▶ Data lines:
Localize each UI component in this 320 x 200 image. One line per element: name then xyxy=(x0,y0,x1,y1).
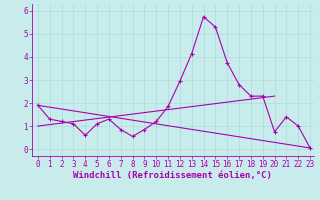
X-axis label: Windchill (Refroidissement éolien,°C): Windchill (Refroidissement éolien,°C) xyxy=(73,171,272,180)
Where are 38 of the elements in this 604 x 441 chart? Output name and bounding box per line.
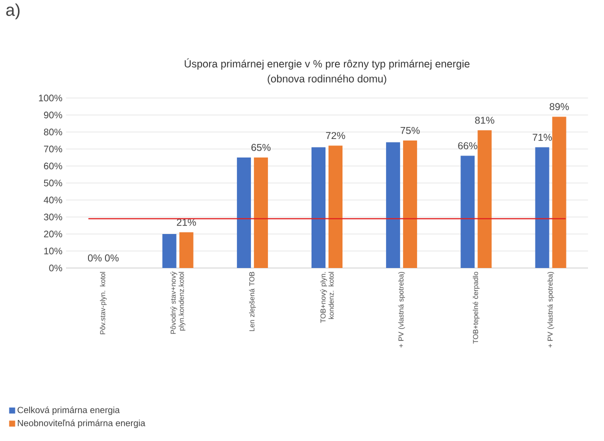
y-tick-label: 70%	[44, 146, 62, 152]
bar	[386, 142, 400, 268]
bar	[236, 158, 251, 268]
y-tick-label: 40%	[44, 196, 62, 204]
bar	[535, 147, 550, 268]
chart-title: Úspora primárnej energie v % pre rôzny typ primárnej energie	[184, 58, 470, 70]
data-label: 71%	[532, 134, 552, 141]
data-label: 21%	[176, 218, 196, 226]
data-label: 81%	[475, 116, 494, 124]
bar	[478, 130, 492, 268]
y-tick-label: 100%	[38, 94, 62, 102]
y-tick-label: 60%	[44, 162, 62, 170]
data-label: 72%	[326, 132, 346, 140]
data-label: 65%	[251, 144, 271, 151]
data-label: 0%	[88, 254, 102, 262]
y-tick-label: 0%	[49, 264, 62, 272]
bar	[552, 116, 566, 268]
y-tick-label: 80%	[44, 128, 62, 136]
bar	[254, 158, 268, 268]
data-label: 75%	[400, 126, 420, 134]
text: a)	[6, 4, 20, 20]
bar	[328, 146, 342, 268]
bar	[312, 147, 326, 268]
bar	[162, 234, 176, 268]
y-tick-label: 30%	[44, 214, 62, 220]
bar	[179, 232, 194, 268]
legend-label: Neobnoviteľná primárna energia	[18, 420, 146, 428]
bar	[403, 140, 418, 268]
legend-label: Celková primárna energia	[18, 406, 120, 415]
y-tick-label: 20%	[44, 230, 62, 238]
y-tick-label: 50%	[44, 180, 62, 186]
data-label: 66%	[458, 142, 478, 150]
y-tick-label: 90%	[44, 112, 62, 118]
data-label: 0%	[104, 254, 119, 262]
chart-subtitle: (obnova rodinného domu)	[268, 74, 386, 85]
bar	[460, 156, 475, 268]
y-tick-label: 10%	[44, 248, 62, 254]
data-label: 89%	[550, 103, 569, 110]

▶ Goal: Copy out all of the material above line for line, leaving out the pictures.

▶ Final result:
Localize each UI component in this 320 x 200 image. One line per element: name then xyxy=(x0,y0,x1,y1).
X-axis label: Windchill (Refroidissement éolien,°C): Windchill (Refroidissement éolien,°C) xyxy=(73,171,272,180)
Where are 38 of the elements in this 604 x 441 chart? Output name and bounding box per line.
y-tick-label: 70%	[44, 146, 62, 152]
bar	[386, 142, 400, 268]
bar	[236, 158, 251, 268]
y-tick-label: 40%	[44, 196, 62, 204]
bar	[535, 147, 550, 268]
chart-title: Úspora primárnej energie v % pre rôzny typ primárnej energie	[184, 58, 470, 70]
data-label: 71%	[532, 134, 552, 141]
data-label: 21%	[176, 218, 196, 226]
data-label: 81%	[475, 116, 494, 124]
bar	[478, 130, 492, 268]
y-tick-label: 100%	[38, 94, 62, 102]
y-tick-label: 60%	[44, 162, 62, 170]
data-label: 72%	[326, 132, 346, 140]
data-label: 65%	[251, 144, 271, 151]
data-label: 0%	[88, 254, 102, 262]
y-tick-label: 0%	[49, 264, 62, 272]
bar	[552, 116, 566, 268]
y-tick-label: 80%	[44, 128, 62, 136]
bar	[254, 158, 268, 268]
data-label: 75%	[400, 126, 420, 134]
text: a)	[6, 4, 20, 20]
bar	[328, 146, 342, 268]
bar	[312, 147, 326, 268]
bar	[162, 234, 176, 268]
y-tick-label: 30%	[44, 214, 62, 220]
bar	[179, 232, 194, 268]
legend-label: Neobnoviteľná primárna energia	[18, 420, 146, 428]
bar	[403, 140, 418, 268]
legend-label: Celková primárna energia	[18, 406, 120, 415]
y-tick-label: 20%	[44, 230, 62, 238]
y-tick-label: 50%	[44, 180, 62, 186]
data-label: 66%	[458, 142, 478, 150]
y-tick-label: 90%	[44, 112, 62, 118]
data-label: 0%	[104, 254, 119, 262]
chart-subtitle: (obnova rodinného domu)	[268, 74, 386, 85]
bar	[460, 156, 475, 268]
y-tick-label: 10%	[44, 248, 62, 254]
data-label: 89%	[550, 103, 569, 110]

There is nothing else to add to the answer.